**GIVEN INFORMATION**
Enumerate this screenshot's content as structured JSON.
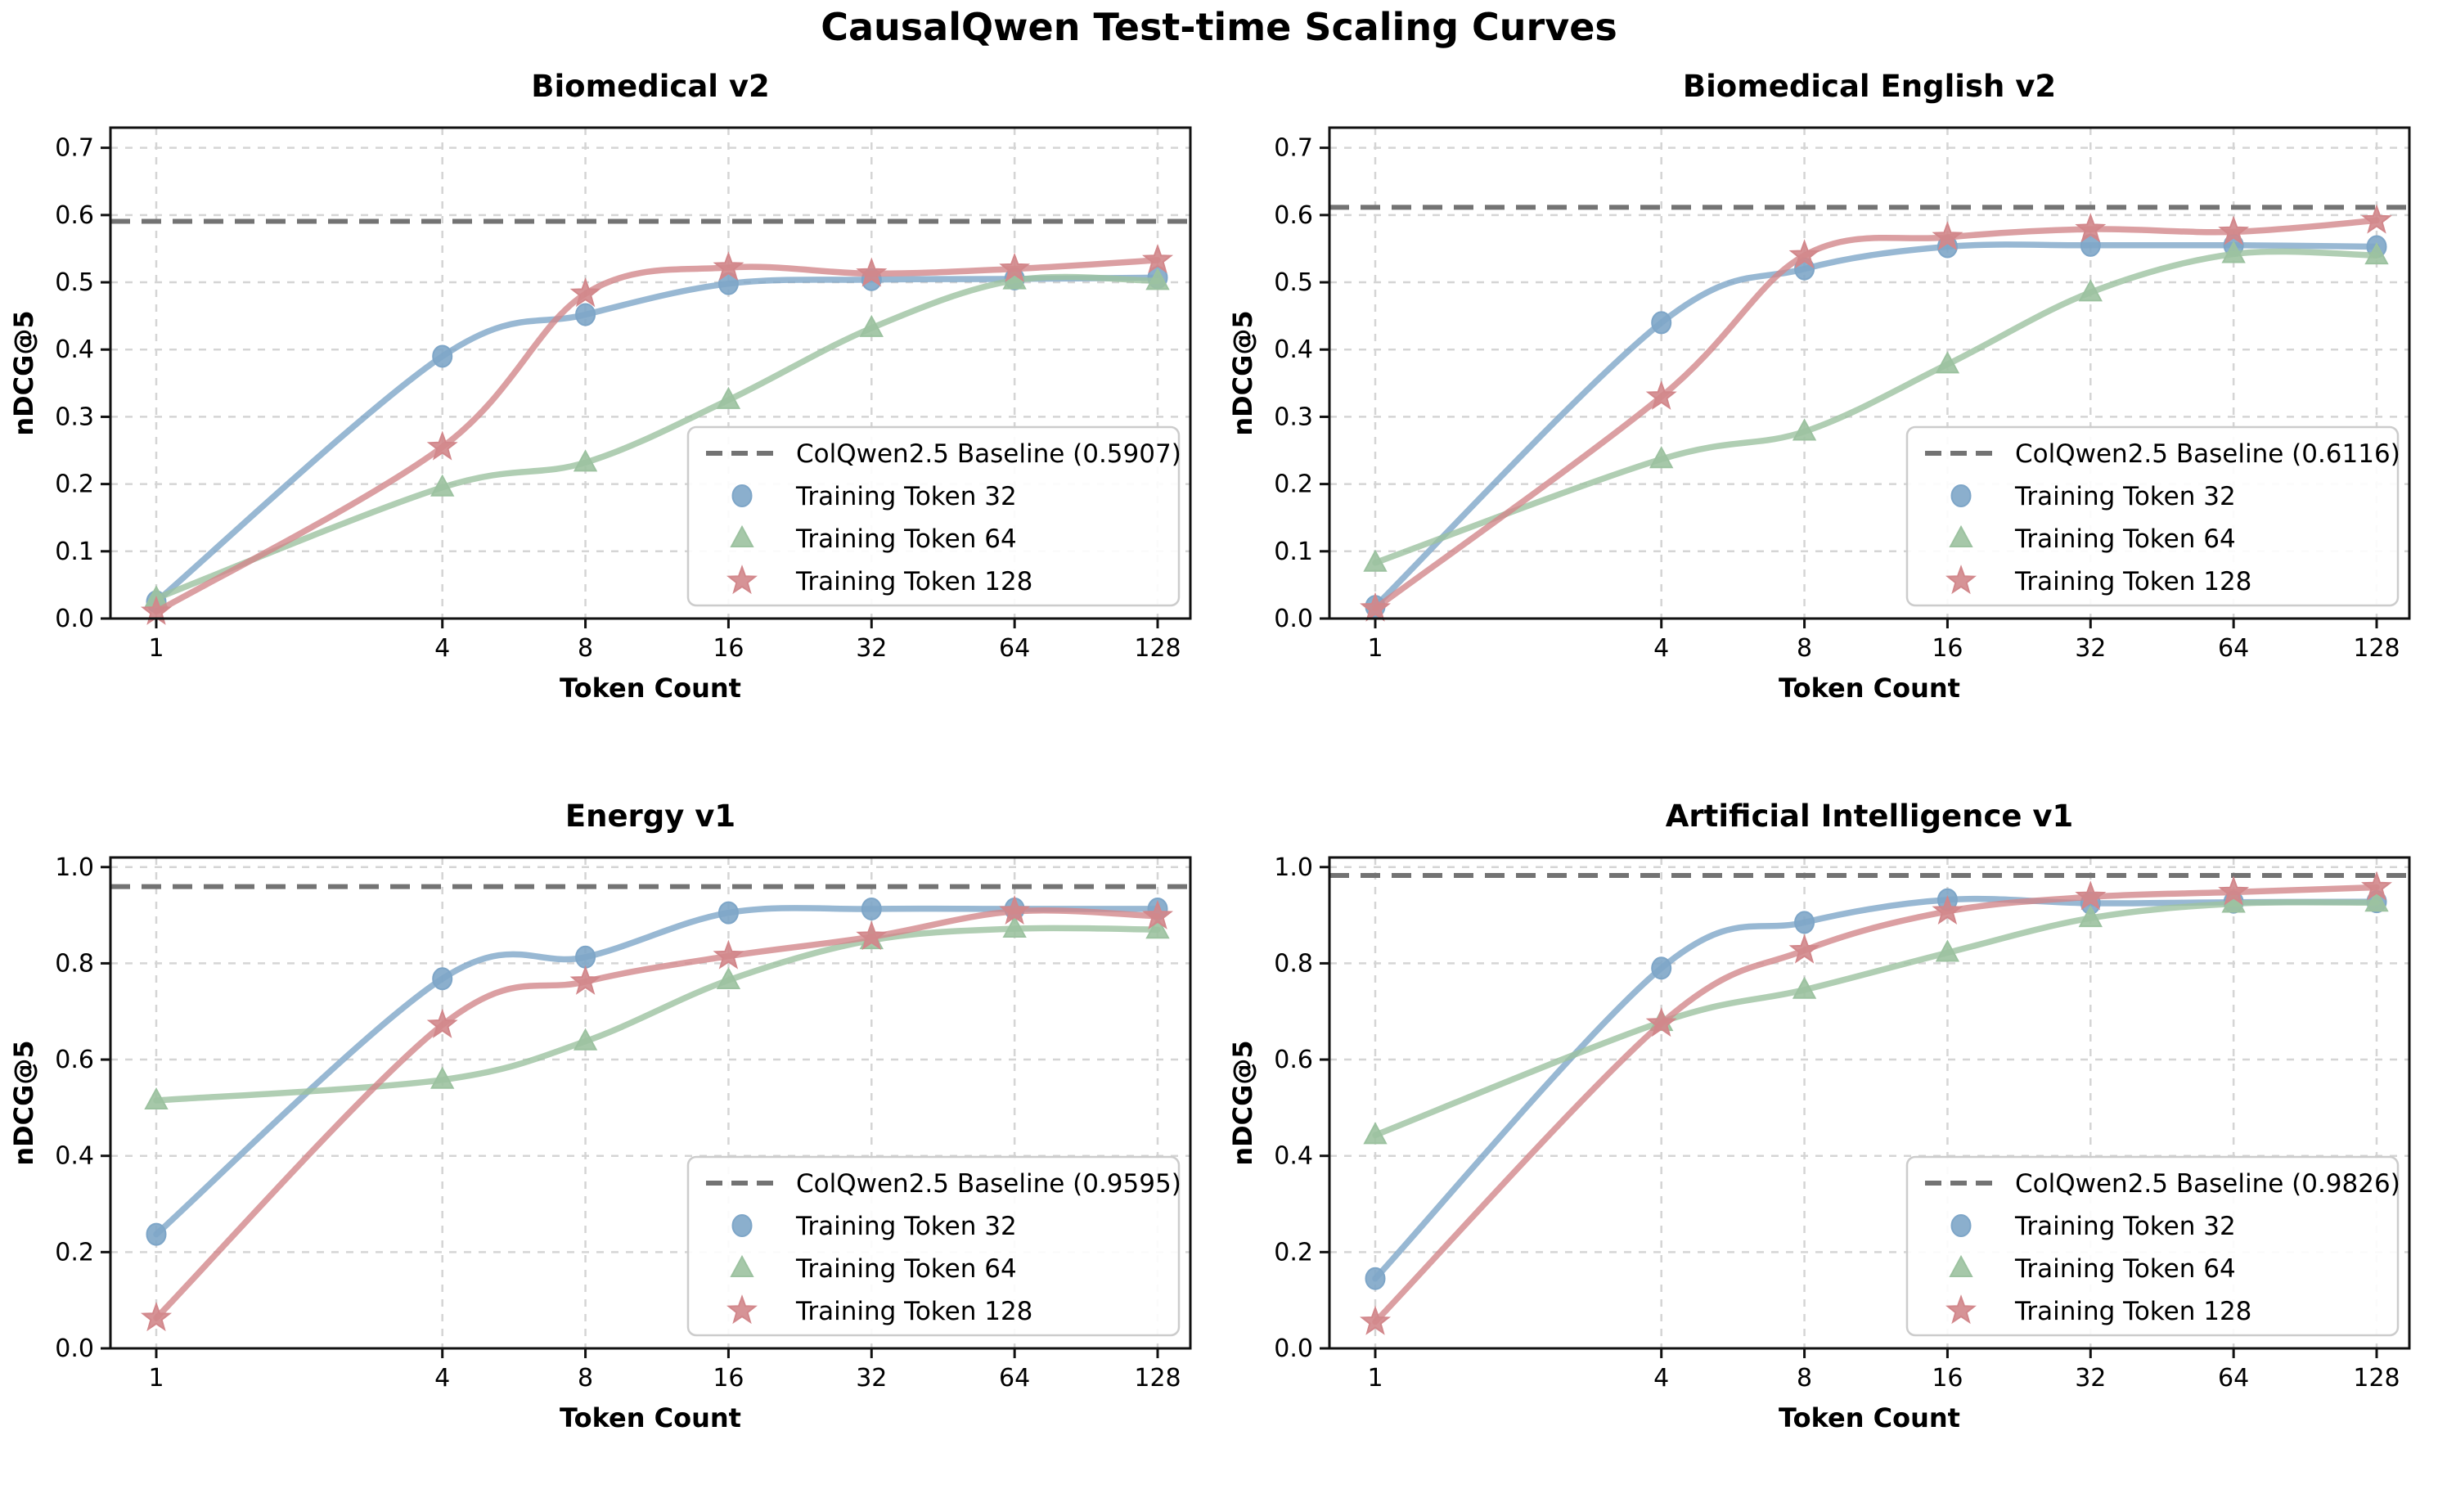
{
  "page_title": "CausalQwen Test-time Scaling Curves",
  "axes": {
    "xlabel": "Token Count",
    "ylabel": "nDCG@5"
  },
  "colors": {
    "token32": "#7EA6C8",
    "token64": "#9CC2A0",
    "token128": "#D2878B",
    "baseline": "#737373",
    "grid": "#D5D5D5",
    "spine": "#111111",
    "text": "#000000",
    "legend_border": "#CCCCCC"
  },
  "chart_data": [
    {
      "type": "line",
      "title": "Biomedical v2",
      "xlabel": "Token Count",
      "ylabel": "nDCG@5",
      "x_scale": "log2",
      "x": [
        1,
        4,
        8,
        16,
        32,
        64,
        128
      ],
      "ylim": [
        0,
        0.73
      ],
      "yticks": [
        0.0,
        0.1,
        0.2,
        0.3,
        0.4,
        0.5,
        0.6,
        0.7
      ],
      "grid": true,
      "legend_position": "lower right",
      "baseline": {
        "label": "ColQwen2.5 Baseline (0.5907)",
        "value": 0.5907
      },
      "series": [
        {
          "name": "Training Token 32",
          "marker": "circle",
          "color_key": "token32",
          "values": [
            0.025,
            0.39,
            0.452,
            0.498,
            0.504,
            0.505,
            0.507
          ]
        },
        {
          "name": "Training Token 64",
          "marker": "triangle",
          "color_key": "token64",
          "values": [
            0.03,
            0.195,
            0.232,
            0.325,
            0.432,
            0.503,
            0.502
          ]
        },
        {
          "name": "Training Token 128",
          "marker": "star",
          "color_key": "token128",
          "values": [
            0.01,
            0.255,
            0.483,
            0.522,
            0.513,
            0.52,
            0.533
          ]
        }
      ]
    },
    {
      "type": "line",
      "title": "Biomedical English v2",
      "xlabel": "Token Count",
      "ylabel": "nDCG@5",
      "x_scale": "log2",
      "x": [
        1,
        4,
        8,
        16,
        32,
        64,
        128
      ],
      "ylim": [
        0,
        0.73
      ],
      "yticks": [
        0.0,
        0.1,
        0.2,
        0.3,
        0.4,
        0.5,
        0.6,
        0.7
      ],
      "grid": true,
      "legend_position": "lower right",
      "baseline": {
        "label": "ColQwen2.5 Baseline (0.6116)",
        "value": 0.6116
      },
      "series": [
        {
          "name": "Training Token 32",
          "marker": "circle",
          "color_key": "token32",
          "values": [
            0.018,
            0.44,
            0.52,
            0.553,
            0.555,
            0.555,
            0.553
          ]
        },
        {
          "name": "Training Token 64",
          "marker": "triangle",
          "color_key": "token64",
          "values": [
            0.083,
            0.237,
            0.278,
            0.378,
            0.485,
            0.542,
            0.54
          ]
        },
        {
          "name": "Training Token 128",
          "marker": "star",
          "color_key": "token128",
          "values": [
            0.015,
            0.33,
            0.54,
            0.567,
            0.579,
            0.575,
            0.592
          ]
        }
      ]
    },
    {
      "type": "line",
      "title": "Energy v1",
      "xlabel": "Token Count",
      "ylabel": "nDCG@5",
      "x_scale": "log2",
      "x": [
        1,
        4,
        8,
        16,
        32,
        64,
        128
      ],
      "ylim": [
        0,
        1.02
      ],
      "yticks": [
        0.0,
        0.2,
        0.4,
        0.6,
        0.8,
        1.0
      ],
      "grid": true,
      "legend_position": "lower right",
      "baseline": {
        "label": "ColQwen2.5 Baseline (0.9595)",
        "value": 0.9595
      },
      "series": [
        {
          "name": "Training Token 32",
          "marker": "circle",
          "color_key": "token32",
          "values": [
            0.237,
            0.768,
            0.813,
            0.905,
            0.913,
            0.913,
            0.913
          ]
        },
        {
          "name": "Training Token 64",
          "marker": "triangle",
          "color_key": "token64",
          "values": [
            0.515,
            0.558,
            0.638,
            0.765,
            0.848,
            0.872,
            0.87
          ]
        },
        {
          "name": "Training Token 128",
          "marker": "star",
          "color_key": "token128",
          "values": [
            0.063,
            0.672,
            0.762,
            0.815,
            0.855,
            0.908,
            0.898
          ]
        }
      ]
    },
    {
      "type": "line",
      "title": "Artificial Intelligence v1",
      "xlabel": "Token Count",
      "ylabel": "nDCG@5",
      "x_scale": "log2",
      "x": [
        1,
        4,
        8,
        16,
        32,
        64,
        128
      ],
      "ylim": [
        0,
        1.02
      ],
      "yticks": [
        0.0,
        0.2,
        0.4,
        0.6,
        0.8,
        1.0
      ],
      "grid": true,
      "legend_position": "lower right",
      "baseline": {
        "label": "ColQwen2.5 Baseline (0.9826)",
        "value": 0.9826
      },
      "series": [
        {
          "name": "Training Token 32",
          "marker": "circle",
          "color_key": "token32",
          "values": [
            0.145,
            0.79,
            0.885,
            0.932,
            0.925,
            0.927,
            0.928
          ]
        },
        {
          "name": "Training Token 64",
          "marker": "triangle",
          "color_key": "token64",
          "values": [
            0.443,
            0.678,
            0.745,
            0.822,
            0.894,
            0.924,
            0.926
          ]
        },
        {
          "name": "Training Token 128",
          "marker": "star",
          "color_key": "token128",
          "values": [
            0.055,
            0.675,
            0.827,
            0.908,
            0.938,
            0.948,
            0.958
          ]
        }
      ]
    }
  ]
}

**PROBLEM DETAILS**
All entries must be written out again exactly as given, with no pictures in the copy.

**CORRECT RESULT**
Enumerate this screenshot's content as structured JSON.
{
  "page_title": "CausalQwen Test-time Scaling Curves",
  "axes": {
    "xlabel": "Token Count",
    "ylabel": "nDCG@5"
  },
  "colors": {
    "token32": "#7EA6C8",
    "token64": "#9CC2A0",
    "token128": "#D2878B",
    "baseline": "#737373",
    "grid": "#D5D5D5",
    "spine": "#111111",
    "text": "#000000",
    "legend_border": "#CCCCCC"
  },
  "chart_data": [
    {
      "type": "line",
      "title": "Biomedical v2",
      "xlabel": "Token Count",
      "ylabel": "nDCG@5",
      "x_scale": "log2",
      "x": [
        1,
        4,
        8,
        16,
        32,
        64,
        128
      ],
      "ylim": [
        0,
        0.73
      ],
      "yticks": [
        0.0,
        0.1,
        0.2,
        0.3,
        0.4,
        0.5,
        0.6,
        0.7
      ],
      "grid": true,
      "legend_position": "lower right",
      "baseline": {
        "label": "ColQwen2.5 Baseline (0.5907)",
        "value": 0.5907
      },
      "series": [
        {
          "name": "Training Token 32",
          "marker": "circle",
          "color_key": "token32",
          "values": [
            0.025,
            0.39,
            0.452,
            0.498,
            0.504,
            0.505,
            0.507
          ]
        },
        {
          "name": "Training Token 64",
          "marker": "triangle",
          "color_key": "token64",
          "values": [
            0.03,
            0.195,
            0.232,
            0.325,
            0.432,
            0.503,
            0.502
          ]
        },
        {
          "name": "Training Token 128",
          "marker": "star",
          "color_key": "token128",
          "values": [
            0.01,
            0.255,
            0.483,
            0.522,
            0.513,
            0.52,
            0.533
          ]
        }
      ]
    },
    {
      "type": "line",
      "title": "Biomedical English v2",
      "xlabel": "Token Count",
      "ylabel": "nDCG@5",
      "x_scale": "log2",
      "x": [
        1,
        4,
        8,
        16,
        32,
        64,
        128
      ],
      "ylim": [
        0,
        0.73
      ],
      "yticks": [
        0.0,
        0.1,
        0.2,
        0.3,
        0.4,
        0.5,
        0.6,
        0.7
      ],
      "grid": true,
      "legend_position": "lower right",
      "baseline": {
        "label": "ColQwen2.5 Baseline (0.6116)",
        "value": 0.6116
      },
      "series": [
        {
          "name": "Training Token 32",
          "marker": "circle",
          "color_key": "token32",
          "values": [
            0.018,
            0.44,
            0.52,
            0.553,
            0.555,
            0.555,
            0.553
          ]
        },
        {
          "name": "Training Token 64",
          "marker": "triangle",
          "color_key": "token64",
          "values": [
            0.083,
            0.237,
            0.278,
            0.378,
            0.485,
            0.542,
            0.54
          ]
        },
        {
          "name": "Training Token 128",
          "marker": "star",
          "color_key": "token128",
          "values": [
            0.015,
            0.33,
            0.54,
            0.567,
            0.579,
            0.575,
            0.592
          ]
        }
      ]
    },
    {
      "type": "line",
      "title": "Energy v1",
      "xlabel": "Token Count",
      "ylabel": "nDCG@5",
      "x_scale": "log2",
      "x": [
        1,
        4,
        8,
        16,
        32,
        64,
        128
      ],
      "ylim": [
        0,
        1.02
      ],
      "yticks": [
        0.0,
        0.2,
        0.4,
        0.6,
        0.8,
        1.0
      ],
      "grid": true,
      "legend_position": "lower right",
      "baseline": {
        "label": "ColQwen2.5 Baseline (0.9595)",
        "value": 0.9595
      },
      "series": [
        {
          "name": "Training Token 32",
          "marker": "circle",
          "color_key": "token32",
          "values": [
            0.237,
            0.768,
            0.813,
            0.905,
            0.913,
            0.913,
            0.913
          ]
        },
        {
          "name": "Training Token 64",
          "marker": "triangle",
          "color_key": "token64",
          "values": [
            0.515,
            0.558,
            0.638,
            0.765,
            0.848,
            0.872,
            0.87
          ]
        },
        {
          "name": "Training Token 128",
          "marker": "star",
          "color_key": "token128",
          "values": [
            0.063,
            0.672,
            0.762,
            0.815,
            0.855,
            0.908,
            0.898
          ]
        }
      ]
    },
    {
      "type": "line",
      "title": "Artificial Intelligence v1",
      "xlabel": "Token Count",
      "ylabel": "nDCG@5",
      "x_scale": "log2",
      "x": [
        1,
        4,
        8,
        16,
        32,
        64,
        128
      ],
      "ylim": [
        0,
        1.02
      ],
      "yticks": [
        0.0,
        0.2,
        0.4,
        0.6,
        0.8,
        1.0
      ],
      "grid": true,
      "legend_position": "lower right",
      "baseline": {
        "label": "ColQwen2.5 Baseline (0.9826)",
        "value": 0.9826
      },
      "series": [
        {
          "name": "Training Token 32",
          "marker": "circle",
          "color_key": "token32",
          "values": [
            0.145,
            0.79,
            0.885,
            0.932,
            0.925,
            0.927,
            0.928
          ]
        },
        {
          "name": "Training Token 64",
          "marker": "triangle",
          "color_key": "token64",
          "values": [
            0.443,
            0.678,
            0.745,
            0.822,
            0.894,
            0.924,
            0.926
          ]
        },
        {
          "name": "Training Token 128",
          "marker": "star",
          "color_key": "token128",
          "values": [
            0.055,
            0.675,
            0.827,
            0.908,
            0.938,
            0.948,
            0.958
          ]
        }
      ]
    }
  ]
}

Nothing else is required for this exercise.